■ Problem to solve:
Write out the Airline Business Index text word for word, between "Lagging the strong" and "quarter of 2020.", inclusive.

START Exercise text

The latest Airline Business Index shows the global airline industry’s revenue during the third quarter of 2022 matched that seen in the same three months of 2019, marking the first time any of the survey’s four metrics have achieved that milestone since Covid-19 hit.
Lagging the strong financial metric, the passenger number figure of 82 reflects a common theme during the July-September earnings period: revenue outstripping pre-crisis levels on lower traffic.
That was driven by high yields in many markets, sometimes alongside a strong – albeit often weaker year-on-year – revenue contribution from cargo.
The small rises across all metrics in the most recent quarter follow a much more dramatic shift in the previous index, when the beginnings of the northern hemisphere summer season brought a surge revenues and passenger numbers, as Covid-19 restrictions fell away.
The overall score of 92 (2019 = 100), represents a rise of one point from the 30 June 2022 score of 91 and 13 from the 31 March score of 79. The latest score is an increase of 33 from the first index, which covered the final quarter of 2020.
Using data from 14 of the largest airline groups that release quarterly or half-yearly results – covering the Americas, Asia-Pacific and Europe – the index considers four metrics: size of workforce by employee number, size of fleet (in-service and stored), and revenue and passenger numbers at the end of the most recent reporting period – in this case, the third quarter of 2022.
It compares those figures with equivalent pre-crisis data from 2019.
Notes: Data from reporting for the three-month period to 30 September 2022 (or nearest half-year period), taken from publicly available records. Workforce and fleet sizes compared with end-2019 levels. Revenue and passenger number metrics compared with data from the equivalent period in 2019. Basket of 14 airlines based on the largest carriers/groups that report quarterly or half-yearly results from FlightGlobal’s World Airline Rankings based on revenues. Overall index score is an average of the scores for the four individual metrics.

END Exercise text
START Supplied data

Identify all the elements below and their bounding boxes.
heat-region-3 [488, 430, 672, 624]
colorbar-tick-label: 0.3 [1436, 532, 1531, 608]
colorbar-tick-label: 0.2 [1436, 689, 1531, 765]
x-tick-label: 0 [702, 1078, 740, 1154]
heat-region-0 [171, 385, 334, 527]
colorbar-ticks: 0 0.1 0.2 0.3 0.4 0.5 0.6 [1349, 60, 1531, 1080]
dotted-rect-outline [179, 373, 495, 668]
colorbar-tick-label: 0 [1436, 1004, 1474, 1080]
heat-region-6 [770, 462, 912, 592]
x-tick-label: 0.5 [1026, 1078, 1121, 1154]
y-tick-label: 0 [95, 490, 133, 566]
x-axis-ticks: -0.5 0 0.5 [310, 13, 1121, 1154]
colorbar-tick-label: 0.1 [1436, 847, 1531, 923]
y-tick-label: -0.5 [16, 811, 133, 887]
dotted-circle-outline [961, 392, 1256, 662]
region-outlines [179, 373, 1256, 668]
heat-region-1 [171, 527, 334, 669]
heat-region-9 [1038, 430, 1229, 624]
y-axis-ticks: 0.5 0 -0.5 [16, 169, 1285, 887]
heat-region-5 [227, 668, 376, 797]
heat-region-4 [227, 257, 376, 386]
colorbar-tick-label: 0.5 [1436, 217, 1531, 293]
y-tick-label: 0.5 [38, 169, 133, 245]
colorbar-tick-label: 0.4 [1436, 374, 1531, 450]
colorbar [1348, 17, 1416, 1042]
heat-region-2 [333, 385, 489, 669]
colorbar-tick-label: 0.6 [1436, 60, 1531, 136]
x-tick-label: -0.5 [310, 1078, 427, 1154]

END Supplied data

■ Your response:
Lagging the strong financial metric, the passenger number figure of 82 reflects a common theme during the July-September earnings period: revenue outstripping pre-crisis levels on lower traffic.
That was driven by high yields in many markets, sometimes alongside a strong – albeit often weaker year-on-year – revenue contribution from cargo.
The small rises across all metrics in the most recent quarter follow a much more dramatic shift in the previous index, when the beginnings of the northern hemisphere summer season brought a surge revenues and passenger numbers, as Covid-19 restrictions fell away.
The overall score of 92 (2019 = 100), represents a rise of one point from the 30 June 2022 score of 91 and 13 from the 31 March score of 79. The latest score is an increase of 33 from the first index, which covered the final quarter of 2020.